# AIM:
Sort through the data and copy the lines holding the word "biri".

-- START OF SUPPLIED MATERIAL --

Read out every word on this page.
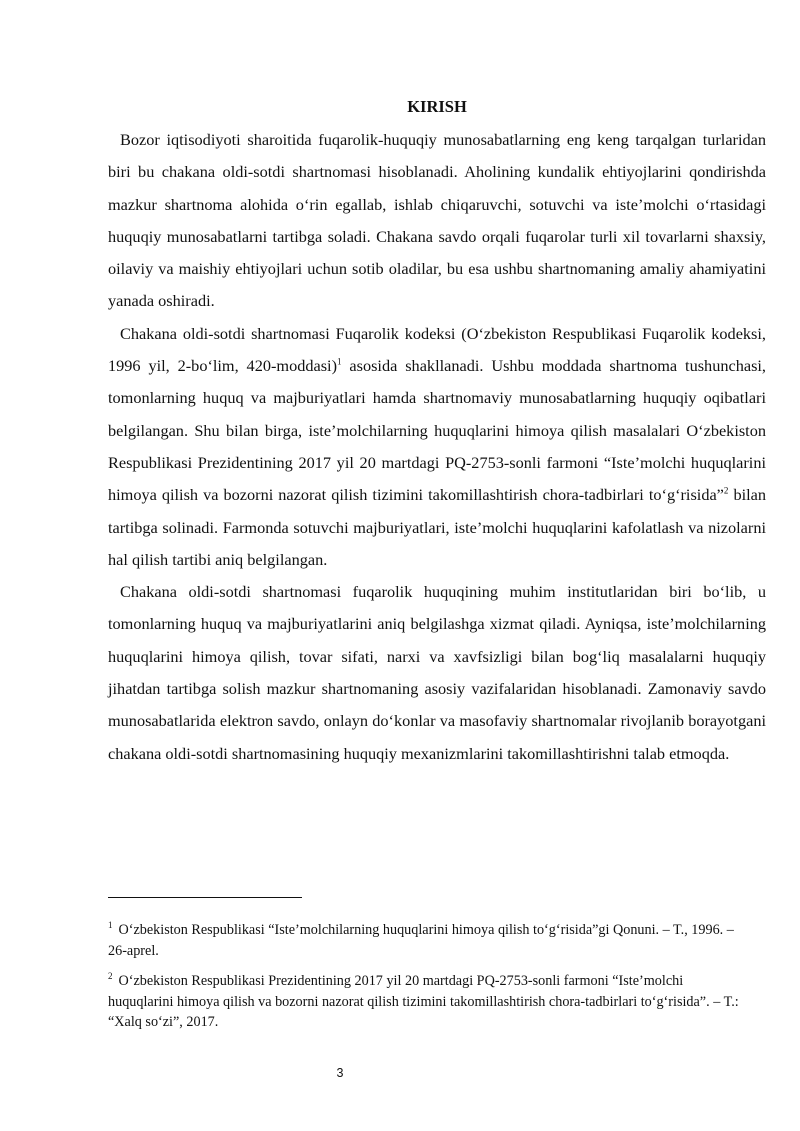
KIRISH

Bozor iqtisodiyoti sharoitida fuqarolik-huquqiy munosabatlarning eng keng tarqalgan turlaridan biri bu chakana oldi-sotdi shartnomasi hisoblanadi. Aholining kundalik ehtiyojlarini qondirishda mazkur shartnoma alohida o‘rin egallab, ishlab chiqaruvchi, sotuvchi va iste’molchi o‘rtasidagi huquqiy munosabatlarni tartibga soladi. Chakana savdo orqali fuqarolar turli xil tovarlarni shaxsiy, oilaviy va maishiy ehtiyojlari uchun sotib oladilar, bu esa ushbu shartnomaning amaliy ahamiyatini yanada oshiradi.

Chakana oldi-sotdi shartnomasi Fuqarolik kodeksi (O‘zbekiston Respublikasi Fuqarolik kodeksi, 1996 yil, 2-bo‘lim, 420-moddasi)$^1$ asosida shakllanadi. Ushbu moddada shartnoma tushunchasi, tomonlarning huquq va majburiyatlari hamda shartnomaviy munosabatlarning huquqiy oqibatlari belgilangan. Shu bilan birga, iste’molchilarning huquqlarini himoya qilish masalalari O‘zbekiston Respublikasi Prezidentining 2017 yil 20 martdagi PQ-2753-sonli farmoni “Iste’molchi huquqlarini himoya qilish va bozorni nazorat qilish tizimini takomillashtirish chora-tadbirlari to‘g‘risida”$^2$ bilan tartibga solinadi. Farmonda sotuvchi majburiyatlari, iste’molchi huquqlarini kafolatlash va nizolarni hal qilish tartibi aniq belgilangan.

Chakana oldi-sotdi shartnomasi fuqarolik huquqining muhim institutlaridan biri bo‘lib, u tomonlarning huquq va majburiyatlarini aniq belgilashga xizmat qiladi. Ayniqsa, iste’molchilarning huquqlarini himoya qilish, tovar sifati, narxi va xavfsizligi bilan bog‘liq masalalarni huquqiy jihatdan tartibga solish mazkur shartnomaning asosiy vazifalaridan hisoblanadi. Zamonaviy savdo munosabatlarida elektron savdo, onlayn do‘konlar va masofaviy shartnomalar rivojlanib borayotgani chakana oldi-sotdi shartnomasining huquqiy mexanizmlarini takomillashtirishni talab etmoqda.

$^1$ O‘zbekiston Respublikasi “Iste’molchilarning huquqlarini himoya qilish to‘g‘risida”gi Qonuni. – T., 1996. – 26-aprel.

$^2$ O‘zbekiston Respublikasi Prezidentining 2017 yil 20 martdagi PQ-2753-sonli farmoni “Iste’molchi huquqlarini himoya qilish va bozorni nazorat qilish tizimini takomillashtirish chora-tadbirlari to‘g‘risida”. – T.: “Xalq so‘zi”, 2017.

3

-- END OF SUPPLIED MATERIAL --

# RESPONSE TO THIS TASK:
Bozor iqtisodiyoti sharoitida fuqarolik-huquqiy munosabatlarning eng keng tarqalgan turlaridan biri bu chakana oldi-sotdi shartnomasi hisoblanadi. Aholining kundalik ehtiyojlarini qondirishda mazkur shartnoma alohida o‘rin egallab, ishlab chiqaruvchi, sotuvchi va iste’molchi o‘rtasidagi huquqiy munosabatlarni tartibga soladi. Chakana savdo orqali fuqarolar turli xil tovarlarni shaxsiy, oilaviy va maishiy ehtiyojlari uchun sotib oladilar, bu esa ushbu shartnomaning amaliy ahamiyatini yanada oshiradi.
Chakana oldi-sotdi shartnomasi fuqarolik huquqining muhim institutlaridan biri bo‘lib, u tomonlarning huquq va majburiyatlarini aniq belgilashga xizmat qiladi. Ayniqsa, iste’molchilarning huquqlarini himoya qilish, tovar sifati, narxi va xavfsizligi bilan bog‘liq masalalarni huquqiy jihatdan tartibga solish mazkur shartnomaning asosiy vazifalaridan hisoblanadi. Zamonaviy savdo munosabatlarida elektron savdo, onlayn do‘konlar va masofaviy shartnomalar rivojlanib borayotgani chakana oldi-sotdi shartnomasining huquqiy mexanizmlarini takomillashtirishni talab etmoqda.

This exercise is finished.